EXERCISE OBJECTIVE
Repeat every record below exactly, omitting any pictures.
**********
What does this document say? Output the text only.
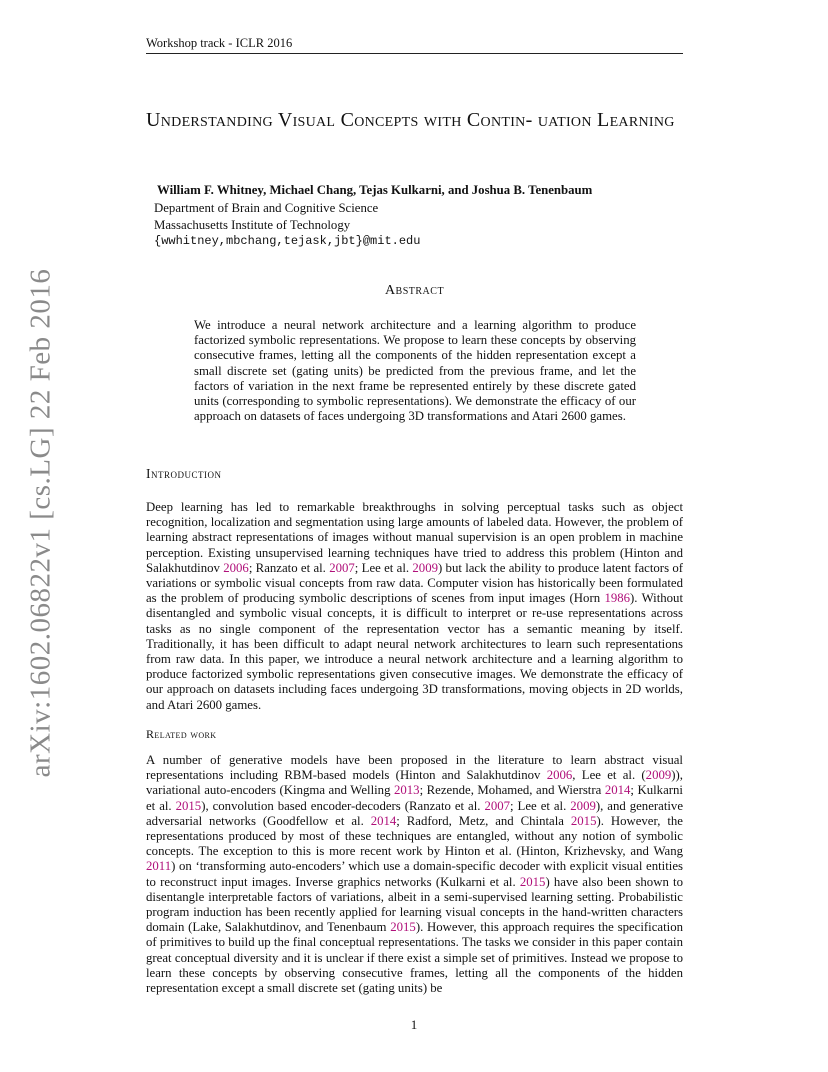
Workshop track - ICLR 2016
arXiv:1602.06822v1 [cs.LG] 22 Feb 2016
Understanding Visual Concepts with Contin- uation Learning
William F. Whitney, Michael Chang, Tejas Kulkarni, and Joshua B. Tenenbaum
Department of Brain and Cognitive Science
Massachusetts Institute of Technology
{wwhitney,mbchang,tejask,jbt}@mit.edu
Abstract

We introduce a neural network architecture and a learning algorithm to produce factorized symbolic representations. We propose to learn these concepts by observing consecutive frames, letting all the components of the hidden representation except a small discrete set (gating units) be predicted from the previous frame, and let the factors of variation in the next frame be represented entirely by these discrete gated units (corresponding to symbolic representations). We demonstrate the efficacy of our approach on datasets of faces undergoing 3D transformations and Atari 2600 games.

Introduction

Deep learning has led to remarkable breakthroughs in solving perceptual tasks such as object recognition, localization and segmentation using large amounts of labeled data. However, the problem of learning abstract representations of images without manual supervision is an open problem in machine perception. Existing unsupervised learning techniques have tried to address this problem (Hinton and Salakhutdinov 2006; Ranzato et al. 2007; Lee et al. 2009) but lack the ability to produce latent factors of variations or symbolic visual concepts from raw data. Computer vision has historically been formulated as the problem of producing symbolic descriptions of scenes from input images (Horn 1986). Without disentangled and symbolic visual concepts, it is difficult to interpret or re-use representations across tasks as no single component of the representation vector has a semantic meaning by itself. Traditionally, it has been difficult to adapt neural network architectures to learn such representations from raw data. In this paper, we introduce a neural network architecture and a learning algorithm to produce factorized symbolic representations given consecutive images. We demonstrate the efficacy of our approach on datasets including faces undergoing 3D transformations, moving objects in 2D worlds, and Atari 2600 games.

Related work

A number of generative models have been proposed in the literature to learn abstract visual representations including RBM-based models (Hinton and Salakhutdinov 2006, Lee et al. (2009)), variational auto-encoders (Kingma and Welling 2013; Rezende, Mohamed, and Wierstra 2014; Kulkarni et al. 2015), convolution based encoder-decoders (Ranzato et al. 2007; Lee et al. 2009), and generative adversarial networks (Goodfellow et al. 2014; Radford, Metz, and Chintala 2015). However, the representations produced by most of these techniques are entangled, without any notion of symbolic concepts. The exception to this is more recent work by Hinton et al. (Hinton, Krizhevsky, and Wang 2011) on ‘transforming auto-encoders’ which use a domain-specific decoder with explicit visual entities to reconstruct input images. Inverse graphics networks (Kulkarni et al. 2015) have also been shown to disentangle interpretable factors of variations, albeit in a semi-supervised learning setting. Probabilistic program induction has been recently applied for learning visual concepts in the hand-written characters domain (Lake, Salakhutdinov, and Tenenbaum 2015). However, this approach requires the specification of primitives to build up the final conceptual representations. The tasks we consider in this paper contain great conceptual diversity and it is unclear if there exist a simple set of primitives. Instead we propose to learn these concepts by observing consecutive frames, letting all the components of the hidden representation except a small discrete set (gating units) be

1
**********
FINISHED EXERCISE
What does this document say? Output the text only.
Workshop track - ICLR 2016
arXiv:1602.06822v1 [cs.LG] 22 Feb 2016
Understanding Visual Concepts with Contin- uation Learning
William F. Whitney, Michael Chang, Tejas Kulkarni, and Joshua B. Tenenbaum
Department of Brain and Cognitive Science
Massachusetts Institute of Technology
{wwhitney,mbchang,tejask,jbt}@mit.edu
Abstract

We introduce a neural network architecture and a learning algorithm to produce factorized symbolic representations. We propose to learn these concepts by observing consecutive frames, letting all the components of the hidden representation except a small discrete set (gating units) be predicted from the previous frame, and let the factors of variation in the next frame be represented entirely by these discrete gated units (corresponding to symbolic representations). We demonstrate the efficacy of our approach on datasets of faces undergoing 3D transformations and Atari 2600 games.

Introduction

Deep learning has led to remarkable breakthroughs in solving perceptual tasks such as object recognition, localization and segmentation using large amounts of labeled data. However, the problem of learning abstract representations of images without manual supervision is an open problem in machine perception. Existing unsupervised learning techniques have tried to address this problem (Hinton and Salakhutdinov 2006; Ranzato et al. 2007; Lee et al. 2009) but lack the ability to produce latent factors of variations or symbolic visual concepts from raw data. Computer vision has historically been formulated as the problem of producing symbolic descriptions of scenes from input images (Horn 1986). Without disentangled and symbolic visual concepts, it is difficult to interpret or re-use representations across tasks as no single component of the representation vector has a semantic meaning by itself. Traditionally, it has been difficult to adapt neural network architectures to learn such representations from raw data. In this paper, we introduce a neural network architecture and a learning algorithm to produce factorized symbolic representations given consecutive images. We demonstrate the efficacy of our approach on datasets including faces undergoing 3D transformations, moving objects in 2D worlds, and Atari 2600 games.

Related work

A number of generative models have been proposed in the literature to learn abstract visual representations including RBM-based models (Hinton and Salakhutdinov 2006, Lee et al. (2009)), variational auto-encoders (Kingma and Welling 2013; Rezende, Mohamed, and Wierstra 2014; Kulkarni et al. 2015), convolution based encoder-decoders (Ranzato et al. 2007; Lee et al. 2009), and generative adversarial networks (Goodfellow et al. 2014; Radford, Metz, and Chintala 2015). However, the representations produced by most of these techniques are entangled, without any notion of symbolic concepts. The exception to this is more recent work by Hinton et al. (Hinton, Krizhevsky, and Wang 2011) on ‘transforming auto-encoders’ which use a domain-specific decoder with explicit visual entities to reconstruct input images. Inverse graphics networks (Kulkarni et al. 2015) have also been shown to disentangle interpretable factors of variations, albeit in a semi-supervised learning setting. Probabilistic program induction has been recently applied for learning visual concepts in the hand-written characters domain (Lake, Salakhutdinov, and Tenenbaum 2015). However, this approach requires the specification of primitives to build up the final conceptual representations. The tasks we consider in this paper contain great conceptual diversity and it is unclear if there exist a simple set of primitives. Instead we propose to learn these concepts by observing consecutive frames, letting all the components of the hidden representation except a small discrete set (gating units) be

1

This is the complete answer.